(Entries from a visual dataset)
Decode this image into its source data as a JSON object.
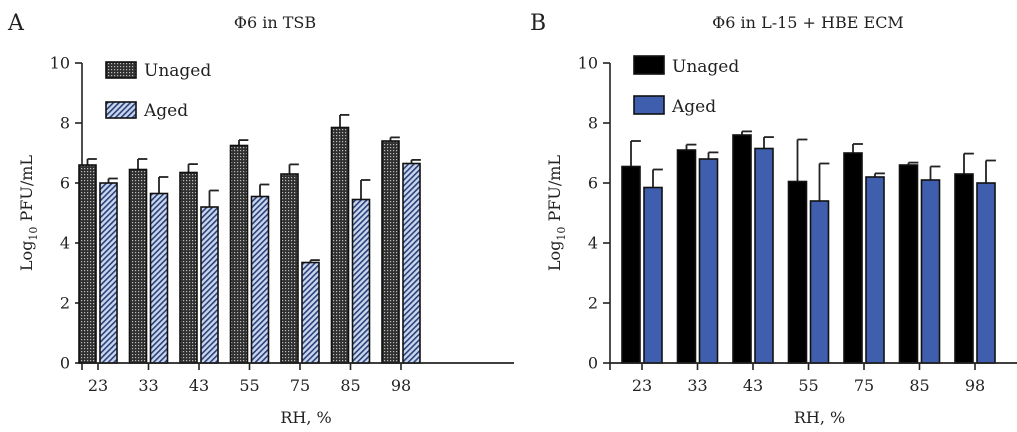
{
  "chart_data": [
    {
      "type": "bar",
      "panel_label": "A",
      "title": "Φ6 in TSB",
      "xlabel": "RH, %",
      "ylabel": {
        "prefix": "Log",
        "subscript": "10",
        "suffix": " PFU/mL"
      },
      "ylim": [
        0,
        10
      ],
      "yticks": [
        "0",
        "2",
        "4",
        "6",
        "8",
        "10"
      ],
      "categories": [
        "23",
        "33",
        "43",
        "55",
        "75",
        "85",
        "98"
      ],
      "legend_position": "top-left",
      "grid": false,
      "series": [
        {
          "name": "Unaged",
          "values": [
            6.6,
            6.45,
            6.35,
            7.25,
            6.3,
            7.85,
            7.4
          ],
          "errors": [
            0.2,
            0.35,
            0.28,
            0.18,
            0.32,
            0.42,
            0.12
          ],
          "color": "#444444",
          "pattern": "dotted-dark"
        },
        {
          "name": "Aged",
          "values": [
            6.0,
            5.65,
            5.2,
            5.55,
            3.35,
            5.45,
            6.65
          ],
          "errors": [
            0.15,
            0.55,
            0.55,
            0.4,
            0.08,
            0.65,
            0.12
          ],
          "color": "#a8bfe0",
          "pattern": "diagonal-stripes"
        }
      ]
    },
    {
      "type": "bar",
      "panel_label": "B",
      "title": "Φ6 in L-15 + HBE ECM",
      "xlabel": "RH, %",
      "ylabel": {
        "prefix": "Log",
        "subscript": "10",
        "suffix": " PFU/mL"
      },
      "ylim": [
        0,
        10
      ],
      "yticks": [
        "0",
        "2",
        "4",
        "6",
        "8",
        "10"
      ],
      "categories": [
        "23",
        "33",
        "43",
        "55",
        "75",
        "85",
        "98"
      ],
      "legend_position": "top-left",
      "grid": false,
      "series": [
        {
          "name": "Unaged",
          "values": [
            6.55,
            7.1,
            7.6,
            6.05,
            7.0,
            6.6,
            6.3
          ],
          "errors": [
            0.85,
            0.18,
            0.12,
            1.4,
            0.3,
            0.08,
            0.68
          ],
          "color": "#000000",
          "pattern": "solid"
        },
        {
          "name": "Aged",
          "values": [
            5.85,
            6.8,
            7.15,
            5.4,
            6.2,
            6.1,
            6.0
          ],
          "errors": [
            0.6,
            0.22,
            0.38,
            1.25,
            0.12,
            0.45,
            0.75
          ],
          "color": "#3f5fae",
          "pattern": "solid"
        }
      ]
    }
  ]
}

## Given problem:
Without the pictures, restate all the entries above exactly.

## Complete response:
Decode this image into its source data as a JSON object.
{
  "chart_data": [
    {
      "type": "bar",
      "panel_label": "A",
      "title": "Φ6 in TSB",
      "xlabel": "RH, %",
      "ylabel": {
        "prefix": "Log",
        "subscript": "10",
        "suffix": " PFU/mL"
      },
      "ylim": [
        0,
        10
      ],
      "yticks": [
        "0",
        "2",
        "4",
        "6",
        "8",
        "10"
      ],
      "categories": [
        "23",
        "33",
        "43",
        "55",
        "75",
        "85",
        "98"
      ],
      "legend_position": "top-left",
      "grid": false,
      "series": [
        {
          "name": "Unaged",
          "values": [
            6.6,
            6.45,
            6.35,
            7.25,
            6.3,
            7.85,
            7.4
          ],
          "errors": [
            0.2,
            0.35,
            0.28,
            0.18,
            0.32,
            0.42,
            0.12
          ],
          "color": "#444444",
          "pattern": "dotted-dark"
        },
        {
          "name": "Aged",
          "values": [
            6.0,
            5.65,
            5.2,
            5.55,
            3.35,
            5.45,
            6.65
          ],
          "errors": [
            0.15,
            0.55,
            0.55,
            0.4,
            0.08,
            0.65,
            0.12
          ],
          "color": "#a8bfe0",
          "pattern": "diagonal-stripes"
        }
      ]
    },
    {
      "type": "bar",
      "panel_label": "B",
      "title": "Φ6 in L-15 + HBE ECM",
      "xlabel": "RH, %",
      "ylabel": {
        "prefix": "Log",
        "subscript": "10",
        "suffix": " PFU/mL"
      },
      "ylim": [
        0,
        10
      ],
      "yticks": [
        "0",
        "2",
        "4",
        "6",
        "8",
        "10"
      ],
      "categories": [
        "23",
        "33",
        "43",
        "55",
        "75",
        "85",
        "98"
      ],
      "legend_position": "top-left",
      "grid": false,
      "series": [
        {
          "name": "Unaged",
          "values": [
            6.55,
            7.1,
            7.6,
            6.05,
            7.0,
            6.6,
            6.3
          ],
          "errors": [
            0.85,
            0.18,
            0.12,
            1.4,
            0.3,
            0.08,
            0.68
          ],
          "color": "#000000",
          "pattern": "solid"
        },
        {
          "name": "Aged",
          "values": [
            5.85,
            6.8,
            7.15,
            5.4,
            6.2,
            6.1,
            6.0
          ],
          "errors": [
            0.6,
            0.22,
            0.38,
            1.25,
            0.12,
            0.45,
            0.75
          ],
          "color": "#3f5fae",
          "pattern": "solid"
        }
      ]
    }
  ]
}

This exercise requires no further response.